Once the pictures are set aside, transcribe the remaining data exactly.

========================================================================

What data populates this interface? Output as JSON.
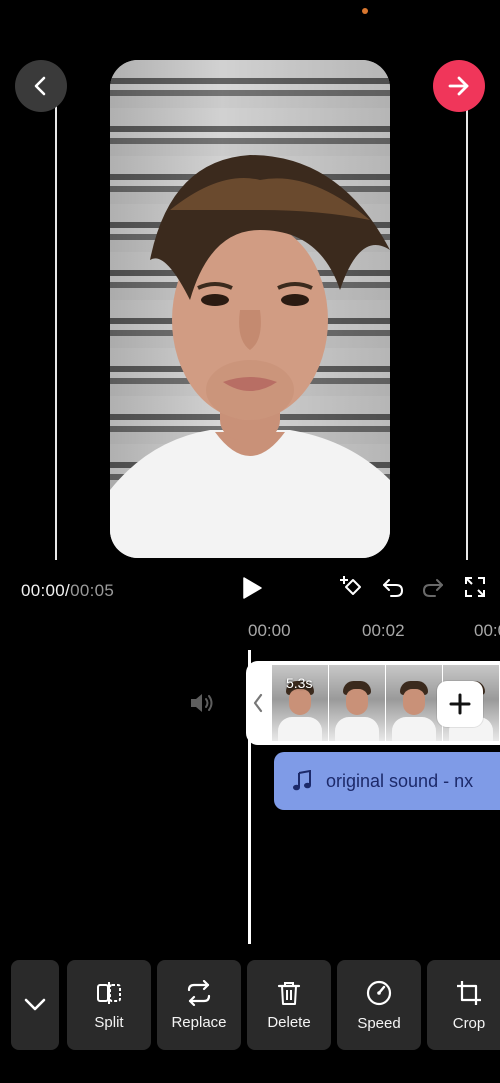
{
  "header": {
    "back_icon": "chevron-left-icon",
    "next_icon": "arrow-right-icon",
    "next_color": "#f0365a"
  },
  "preview": {
    "subject": "video-frame"
  },
  "playback": {
    "current_time": "00:00",
    "separator": "/",
    "total_time": "00:05",
    "play_icon": "play-icon",
    "keyframe_icon": "keyframe-add-icon",
    "undo_icon": "undo-icon",
    "redo_icon": "redo-icon",
    "fullscreen_icon": "fullscreen-icon"
  },
  "timeline": {
    "ruler": [
      "00:00",
      "00:02",
      "00:0"
    ],
    "video_clip": {
      "duration": "5.3s",
      "frame_count": 4
    },
    "add_icon": "plus-icon",
    "audio_track": {
      "icon": "music-note-icon",
      "label": "original sound - nx",
      "color": "#7f9be7"
    }
  },
  "toolbar": {
    "collapse_icon": "chevron-down-icon",
    "tools": [
      {
        "label": "Split",
        "icon": "split-icon"
      },
      {
        "label": "Replace",
        "icon": "replace-icon"
      },
      {
        "label": "Delete",
        "icon": "trash-icon"
      },
      {
        "label": "Speed",
        "icon": "speed-icon"
      },
      {
        "label": "Crop",
        "icon": "crop-icon"
      }
    ]
  }
}
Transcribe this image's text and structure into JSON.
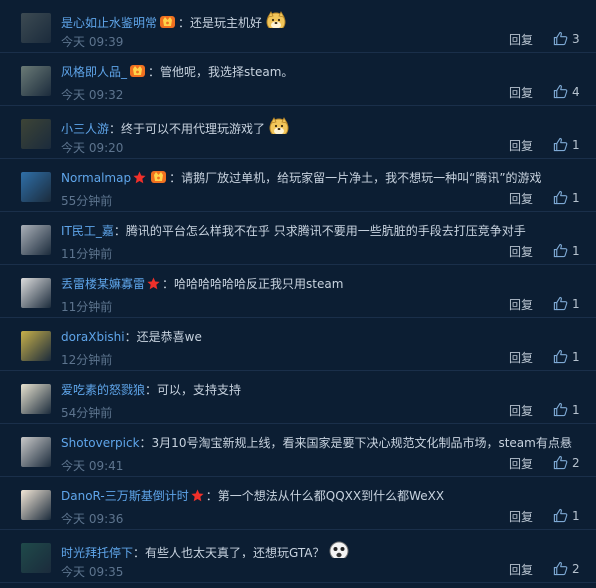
{
  "comments": [
    {
      "user": "是心如止水鉴明常",
      "badges": [
        "vip"
      ],
      "sep": "：",
      "text": "还是玩主机好",
      "emoji": "doge",
      "time": "今天 09:39",
      "reply": "回复",
      "likes": "3",
      "avatar": "#3c4a52"
    },
    {
      "user": "风格即人品_",
      "badges": [
        "vip"
      ],
      "sep": "：",
      "text": "管他呢，我选择steam。",
      "emoji": "",
      "time": "今天 09:32",
      "reply": "回复",
      "likes": "4",
      "avatar": "#6a7a76"
    },
    {
      "user": "小三人游",
      "badges": [],
      "sep": "：",
      "text": "终于可以不用代理玩游戏了",
      "emoji": "doge",
      "time": "今天 09:20",
      "reply": "回复",
      "likes": "1",
      "avatar": "#3d4436"
    },
    {
      "user": "Normalmap",
      "badges": [
        "star",
        "vip"
      ],
      "sep": "：",
      "text": "请鹅厂放过单机，给玩家留一片净土，我不想玩一种叫“腾讯”的游戏",
      "emoji": "",
      "time": "55分钟前",
      "reply": "回复",
      "likes": "1",
      "avatar": "#2f6fa8"
    },
    {
      "user": "IT民工_嘉",
      "badges": [],
      "sep": "：",
      "text": "腾讯的平台怎么样我不在乎 只求腾讯不要用一些肮脏的手段去打压竞争对手",
      "emoji": "",
      "time": "11分钟前",
      "reply": "回复",
      "likes": "1",
      "avatar": "#aab0b8"
    },
    {
      "user": "丢雷楼某嫲寡雷",
      "badges": [
        "star"
      ],
      "sep": "：",
      "text": "哈哈哈哈哈哈反正我只用steam",
      "emoji": "",
      "time": "11分钟前",
      "reply": "回复",
      "likes": "1",
      "avatar": "#dcdcdc"
    },
    {
      "user": "doraXbishi",
      "badges": [],
      "sep": "：",
      "text": "还是恭喜we",
      "emoji": "",
      "time": "12分钟前",
      "reply": "回复",
      "likes": "1",
      "avatar": "#c7b04a"
    },
    {
      "user": "爱吃素的怒戮狼",
      "badges": [],
      "sep": "：",
      "text": "可以，支持支持",
      "emoji": "",
      "time": "54分钟前",
      "reply": "回复",
      "likes": "1",
      "avatar": "#e7e2cf"
    },
    {
      "user": "Shotoverpick",
      "badges": [],
      "sep": "：",
      "text": "3月10号淘宝新规上线，看来国家是要下决心规范文化制品市场，steam有点悬",
      "emoji": "",
      "time": "今天 09:41",
      "reply": "回复",
      "likes": "2",
      "avatar": "#c9c9c9"
    },
    {
      "user": "DanoR-三万斯基倒计时",
      "badges": [
        "star"
      ],
      "sep": "：",
      "text": "第一个想法从什么都QQXX到什么都WeXX",
      "emoji": "",
      "time": "今天 09:36",
      "reply": "回复",
      "likes": "1",
      "avatar": "#f2e6d6"
    },
    {
      "user": "时光拜托停下",
      "badges": [],
      "sep": "：",
      "text": "有些人也太天真了，还想玩GTA？",
      "emoji": "shock",
      "time": "今天 09:35",
      "reply": "回复",
      "likes": "2",
      "avatar": "#1f4a4a"
    }
  ]
}
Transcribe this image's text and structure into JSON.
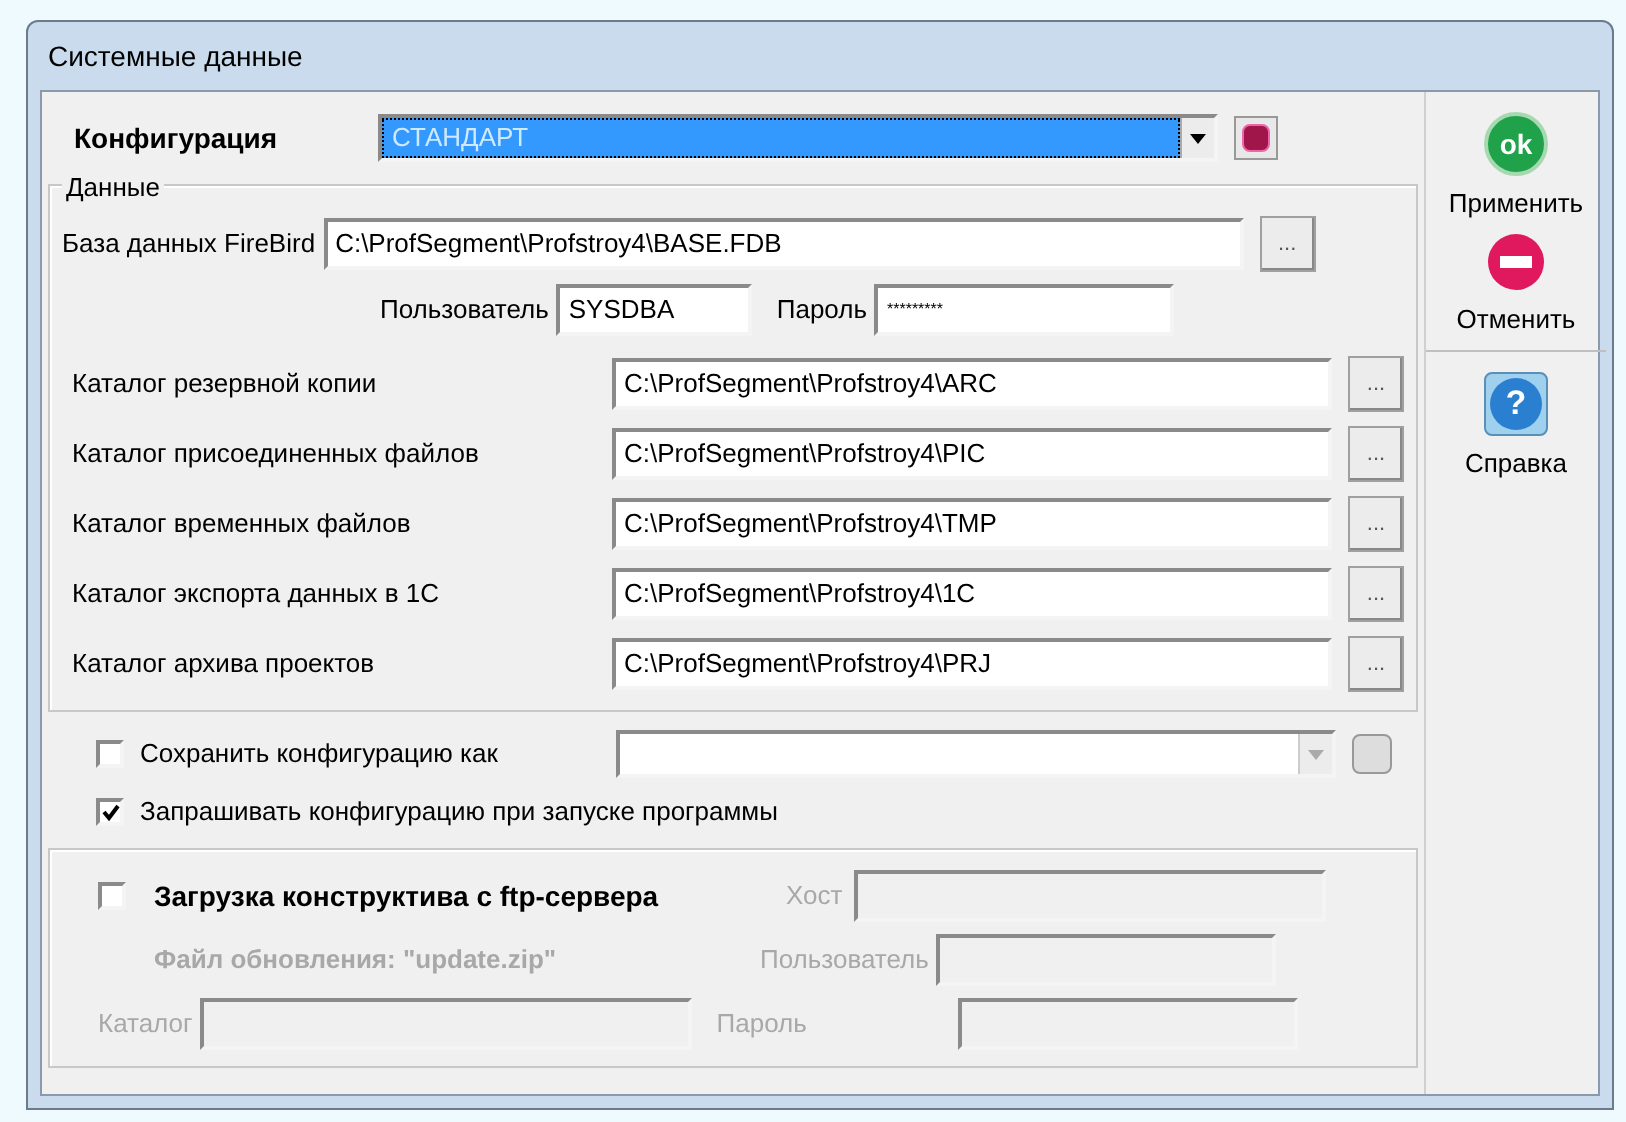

========================================================================

| RESULT FOR THIS EXERCISE |
What data populates this interface? Output as JSON.
{
  "header": {
    "back_icon": "chevron-left-icon",
    "next_icon": "arrow-right-icon",
    "next_color": "#f0365a"
  },
  "preview": {
    "subject": "video-frame"
  },
  "playback": {
    "current_time": "00:00",
    "separator": "/",
    "total_time": "00:05",
    "play_icon": "play-icon",
    "keyframe_icon": "keyframe-add-icon",
    "undo_icon": "undo-icon",
    "redo_icon": "redo-icon",
    "fullscreen_icon": "fullscreen-icon"
  },
  "timeline": {
    "ruler": [
      "00:00",
      "00:02",
      "00:0"
    ],
    "video_clip": {
      "duration": "5.3s",
      "frame_count": 4
    },
    "add_icon": "plus-icon",
    "audio_track": {
      "icon": "music-note-icon",
      "label": "original sound - nx",
      "color": "#7f9be7"
    }
  },
  "toolbar": {
    "collapse_icon": "chevron-down-icon",
    "tools": [
      {
        "label": "Split",
        "icon": "split-icon"
      },
      {
        "label": "Replace",
        "icon": "replace-icon"
      },
      {
        "label": "Delete",
        "icon": "trash-icon"
      },
      {
        "label": "Speed",
        "icon": "speed-icon"
      },
      {
        "label": "Crop",
        "icon": "crop-icon"
      }
    ]
  }
}
Transcribe this image's text and structure into JSON.
{
  "comments": [
    {
      "user": "是心如止水鉴明常",
      "badges": [
        "vip"
      ],
      "sep": "：",
      "text": "还是玩主机好",
      "emoji": "doge",
      "time": "今天 09:39",
      "reply": "回复",
      "likes": "3",
      "avatar": "#3c4a52"
    },
    {
      "user": "风格即人品_",
      "badges": [
        "vip"
      ],
      "sep": "：",
      "text": "管他呢，我选择steam。",
      "emoji": "",
      "time": "今天 09:32",
      "reply": "回复",
      "likes": "4",
      "avatar": "#6a7a76"
    },
    {
      "user": "小三人游",
      "badges": [],
      "sep": "：",
      "text": "终于可以不用代理玩游戏了",
      "emoji": "doge",
      "time": "今天 09:20",
      "reply": "回复",
      "likes": "1",
      "avatar": "#3d4436"
    },
    {
      "user": "Normalmap",
      "badges": [
        "star",
        "vip"
      ],
      "sep": "：",
      "text": "请鹅厂放过单机，给玩家留一片净土，我不想玩一种叫“腾讯”的游戏",
      "emoji": "",
      "time": "55分钟前",
      "reply": "回复",
      "likes": "1",
      "avatar": "#2f6fa8"
    },
    {
      "user": "IT民工_嘉",
      "badges": [],
      "sep": "：",
      "text": "腾讯的平台怎么样我不在乎 只求腾讯不要用一些肮脏的手段去打压竞争对手",
      "emoji": "",
      "time": "11分钟前",
      "reply": "回复",
      "likes": "1",
      "avatar": "#aab0b8"
    },
    {
      "user": "丢雷楼某嫲寡雷",
      "badges": [
        "star"
      ],
      "sep": "：",
      "text": "哈哈哈哈哈哈反正我只用steam",
      "emoji": "",
      "time": "11分钟前",
      "reply": "回复",
      "likes": "1",
      "avatar": "#dcdcdc"
    },
    {
      "user": "doraXbishi",
      "badges": [],
      "sep": "：",
      "text": "还是恭喜we",
      "emoji": "",
      "time": "12分钟前",
      "reply": "回复",
      "likes": "1",
      "avatar": "#c7b04a"
    },
    {
      "user": "爱吃素的怒戮狼",
      "badges": [],
      "sep": "：",
      "text": "可以，支持支持",
      "emoji": "",
      "time": "54分钟前",
      "reply": "回复",
      "likes": "1",
      "avatar": "#e7e2cf"
    },
    {
      "user": "Shotoverpick",
      "badges": [],
      "sep": "：",
      "text": "3月10号淘宝新规上线，看来国家是要下决心规范文化制品市场，steam有点悬",
      "emoji": "",
      "time": "今天 09:41",
      "reply": "回复",
      "likes": "2",
      "avatar": "#c9c9c9"
    },
    {
      "user": "DanoR-三万斯基倒计时",
      "badges": [
        "star"
      ],
      "sep": "：",
      "text": "第一个想法从什么都QQXX到什么都WeXX",
      "emoji": "",
      "time": "今天 09:36",
      "reply": "回复",
      "likes": "1",
      "avatar": "#f2e6d6"
    },
    {
      "user": "时光拜托停下",
      "badges": [],
      "sep": "：",
      "text": "有些人也太天真了，还想玩GTA？",
      "emoji": "shock",
      "time": "今天 09:35",
      "reply": "回复",
      "likes": "2",
      "avatar": "#1f4a4a"
    }
  ]
}
Transcribe this image's text and structure into JSON.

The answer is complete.